ITEMS>
▼

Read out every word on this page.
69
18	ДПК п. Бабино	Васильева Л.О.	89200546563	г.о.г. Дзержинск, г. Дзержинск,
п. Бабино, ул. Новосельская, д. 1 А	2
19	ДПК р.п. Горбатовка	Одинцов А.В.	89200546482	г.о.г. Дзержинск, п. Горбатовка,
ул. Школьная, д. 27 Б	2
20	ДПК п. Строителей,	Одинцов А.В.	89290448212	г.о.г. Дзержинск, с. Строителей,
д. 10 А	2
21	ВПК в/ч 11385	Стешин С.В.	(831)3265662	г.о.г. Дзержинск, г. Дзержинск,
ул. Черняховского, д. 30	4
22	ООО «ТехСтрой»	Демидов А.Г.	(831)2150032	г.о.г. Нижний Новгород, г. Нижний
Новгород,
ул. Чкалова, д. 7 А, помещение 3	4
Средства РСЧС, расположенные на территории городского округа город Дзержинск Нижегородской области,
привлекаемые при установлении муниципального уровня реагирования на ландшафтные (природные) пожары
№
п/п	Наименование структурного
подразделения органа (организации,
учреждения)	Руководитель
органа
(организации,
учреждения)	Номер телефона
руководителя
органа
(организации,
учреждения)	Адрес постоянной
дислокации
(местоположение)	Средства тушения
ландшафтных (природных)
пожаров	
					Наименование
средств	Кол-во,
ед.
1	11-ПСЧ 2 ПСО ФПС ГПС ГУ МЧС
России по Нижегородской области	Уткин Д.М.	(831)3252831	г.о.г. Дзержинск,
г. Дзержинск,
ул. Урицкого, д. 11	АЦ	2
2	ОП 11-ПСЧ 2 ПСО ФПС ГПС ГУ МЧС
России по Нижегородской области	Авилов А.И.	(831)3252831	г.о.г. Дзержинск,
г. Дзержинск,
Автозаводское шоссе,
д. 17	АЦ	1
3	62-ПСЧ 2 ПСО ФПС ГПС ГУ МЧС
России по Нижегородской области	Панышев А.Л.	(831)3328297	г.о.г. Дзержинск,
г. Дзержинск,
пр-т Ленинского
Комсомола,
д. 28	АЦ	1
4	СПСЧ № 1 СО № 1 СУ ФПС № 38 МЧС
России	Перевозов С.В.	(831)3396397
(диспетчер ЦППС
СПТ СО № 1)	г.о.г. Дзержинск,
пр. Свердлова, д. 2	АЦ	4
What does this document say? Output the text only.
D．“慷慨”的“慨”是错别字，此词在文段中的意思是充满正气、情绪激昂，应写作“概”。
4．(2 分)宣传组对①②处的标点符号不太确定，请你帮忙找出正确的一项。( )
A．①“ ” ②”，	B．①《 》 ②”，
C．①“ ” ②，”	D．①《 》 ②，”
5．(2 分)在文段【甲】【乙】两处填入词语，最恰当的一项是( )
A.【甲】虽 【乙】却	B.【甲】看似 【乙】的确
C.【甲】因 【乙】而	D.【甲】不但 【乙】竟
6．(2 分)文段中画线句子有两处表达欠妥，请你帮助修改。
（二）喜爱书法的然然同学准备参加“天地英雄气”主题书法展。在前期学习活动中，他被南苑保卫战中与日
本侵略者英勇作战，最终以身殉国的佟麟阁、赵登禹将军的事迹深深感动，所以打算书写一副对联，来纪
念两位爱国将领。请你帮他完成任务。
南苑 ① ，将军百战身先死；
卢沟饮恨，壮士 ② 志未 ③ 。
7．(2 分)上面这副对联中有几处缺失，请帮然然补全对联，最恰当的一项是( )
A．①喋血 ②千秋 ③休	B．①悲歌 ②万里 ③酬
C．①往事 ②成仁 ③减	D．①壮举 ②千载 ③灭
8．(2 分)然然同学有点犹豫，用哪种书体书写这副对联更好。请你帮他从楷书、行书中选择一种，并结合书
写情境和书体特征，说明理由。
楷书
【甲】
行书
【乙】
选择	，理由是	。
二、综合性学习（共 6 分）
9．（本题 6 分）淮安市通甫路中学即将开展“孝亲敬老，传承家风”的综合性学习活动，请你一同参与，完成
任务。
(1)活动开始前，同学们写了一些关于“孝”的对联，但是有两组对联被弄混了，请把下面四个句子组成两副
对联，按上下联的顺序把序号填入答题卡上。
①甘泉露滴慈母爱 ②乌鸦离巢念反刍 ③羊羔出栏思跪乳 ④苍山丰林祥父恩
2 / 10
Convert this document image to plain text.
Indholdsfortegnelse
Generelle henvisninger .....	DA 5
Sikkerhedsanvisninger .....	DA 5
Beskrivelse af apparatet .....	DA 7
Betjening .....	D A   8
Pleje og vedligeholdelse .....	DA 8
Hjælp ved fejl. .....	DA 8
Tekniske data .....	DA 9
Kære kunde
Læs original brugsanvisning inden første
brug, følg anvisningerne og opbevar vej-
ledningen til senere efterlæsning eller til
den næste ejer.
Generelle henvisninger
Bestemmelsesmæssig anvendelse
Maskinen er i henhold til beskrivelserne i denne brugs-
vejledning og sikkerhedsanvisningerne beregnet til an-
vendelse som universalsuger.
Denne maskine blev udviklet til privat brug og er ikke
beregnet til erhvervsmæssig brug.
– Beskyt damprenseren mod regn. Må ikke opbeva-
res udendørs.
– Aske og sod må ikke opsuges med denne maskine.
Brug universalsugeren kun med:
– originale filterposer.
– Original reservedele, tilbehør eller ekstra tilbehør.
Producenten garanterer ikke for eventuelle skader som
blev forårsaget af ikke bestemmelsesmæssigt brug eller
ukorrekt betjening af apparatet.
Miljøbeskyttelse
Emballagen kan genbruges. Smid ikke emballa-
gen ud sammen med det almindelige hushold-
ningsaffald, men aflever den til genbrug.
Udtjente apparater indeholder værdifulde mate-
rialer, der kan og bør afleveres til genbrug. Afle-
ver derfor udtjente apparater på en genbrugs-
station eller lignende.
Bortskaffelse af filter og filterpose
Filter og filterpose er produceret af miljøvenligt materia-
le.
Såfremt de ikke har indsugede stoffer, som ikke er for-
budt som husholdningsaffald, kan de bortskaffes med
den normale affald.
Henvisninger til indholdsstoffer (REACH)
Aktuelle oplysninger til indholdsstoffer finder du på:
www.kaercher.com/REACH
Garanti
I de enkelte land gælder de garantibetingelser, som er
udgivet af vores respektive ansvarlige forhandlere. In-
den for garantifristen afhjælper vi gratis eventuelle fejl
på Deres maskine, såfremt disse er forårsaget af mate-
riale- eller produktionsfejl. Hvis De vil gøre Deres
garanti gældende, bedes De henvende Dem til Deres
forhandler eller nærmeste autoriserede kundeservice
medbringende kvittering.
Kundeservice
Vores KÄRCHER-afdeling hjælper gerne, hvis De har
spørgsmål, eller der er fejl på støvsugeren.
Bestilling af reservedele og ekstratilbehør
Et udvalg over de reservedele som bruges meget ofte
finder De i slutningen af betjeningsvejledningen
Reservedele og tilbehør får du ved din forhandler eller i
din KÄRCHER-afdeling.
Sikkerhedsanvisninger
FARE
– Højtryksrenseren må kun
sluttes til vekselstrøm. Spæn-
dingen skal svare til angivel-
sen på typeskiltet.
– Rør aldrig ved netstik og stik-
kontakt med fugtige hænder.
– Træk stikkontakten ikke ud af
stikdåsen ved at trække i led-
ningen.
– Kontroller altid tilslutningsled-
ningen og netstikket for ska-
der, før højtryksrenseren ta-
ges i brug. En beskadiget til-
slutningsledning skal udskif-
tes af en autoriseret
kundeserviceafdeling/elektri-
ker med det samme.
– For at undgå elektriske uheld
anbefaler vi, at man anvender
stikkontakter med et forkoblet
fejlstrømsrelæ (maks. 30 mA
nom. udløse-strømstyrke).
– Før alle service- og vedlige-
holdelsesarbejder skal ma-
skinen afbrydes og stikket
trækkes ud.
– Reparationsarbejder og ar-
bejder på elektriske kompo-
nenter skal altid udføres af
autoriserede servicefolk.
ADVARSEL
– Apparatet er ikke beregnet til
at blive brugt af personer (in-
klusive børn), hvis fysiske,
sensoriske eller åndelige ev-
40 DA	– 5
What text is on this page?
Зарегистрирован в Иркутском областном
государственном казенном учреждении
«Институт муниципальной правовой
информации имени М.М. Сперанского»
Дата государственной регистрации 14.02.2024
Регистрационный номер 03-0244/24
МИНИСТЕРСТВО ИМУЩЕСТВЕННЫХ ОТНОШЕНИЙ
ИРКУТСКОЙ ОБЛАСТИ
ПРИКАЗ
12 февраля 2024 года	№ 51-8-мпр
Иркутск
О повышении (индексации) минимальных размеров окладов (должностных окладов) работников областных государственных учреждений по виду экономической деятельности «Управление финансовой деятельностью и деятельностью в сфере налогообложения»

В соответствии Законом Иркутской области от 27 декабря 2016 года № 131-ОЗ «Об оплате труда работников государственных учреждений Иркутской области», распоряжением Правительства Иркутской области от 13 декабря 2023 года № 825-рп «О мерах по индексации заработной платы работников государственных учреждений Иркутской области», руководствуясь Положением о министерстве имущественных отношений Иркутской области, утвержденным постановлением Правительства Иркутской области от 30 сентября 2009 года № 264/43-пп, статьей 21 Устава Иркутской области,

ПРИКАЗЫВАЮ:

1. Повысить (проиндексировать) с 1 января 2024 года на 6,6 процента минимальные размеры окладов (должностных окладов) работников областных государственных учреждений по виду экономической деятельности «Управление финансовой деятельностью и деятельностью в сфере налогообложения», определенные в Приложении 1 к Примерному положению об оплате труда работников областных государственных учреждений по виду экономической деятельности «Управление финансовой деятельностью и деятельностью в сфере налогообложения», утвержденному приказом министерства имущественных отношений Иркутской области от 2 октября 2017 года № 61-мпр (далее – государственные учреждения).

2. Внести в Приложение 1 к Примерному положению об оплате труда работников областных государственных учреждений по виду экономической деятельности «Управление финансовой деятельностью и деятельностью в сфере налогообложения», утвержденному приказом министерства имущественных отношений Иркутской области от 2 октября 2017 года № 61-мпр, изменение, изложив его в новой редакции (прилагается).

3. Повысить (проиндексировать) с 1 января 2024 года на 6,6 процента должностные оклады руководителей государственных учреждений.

▲

GOAL OF THE EXERCISE> Search the data for the word "KÄRCHER" and copy each line where it appears.

COMPLETED EXERCISE>
Vores KÄRCHER-afdeling hjælper gerne, hvis De har
din KÄRCHER-afdeling.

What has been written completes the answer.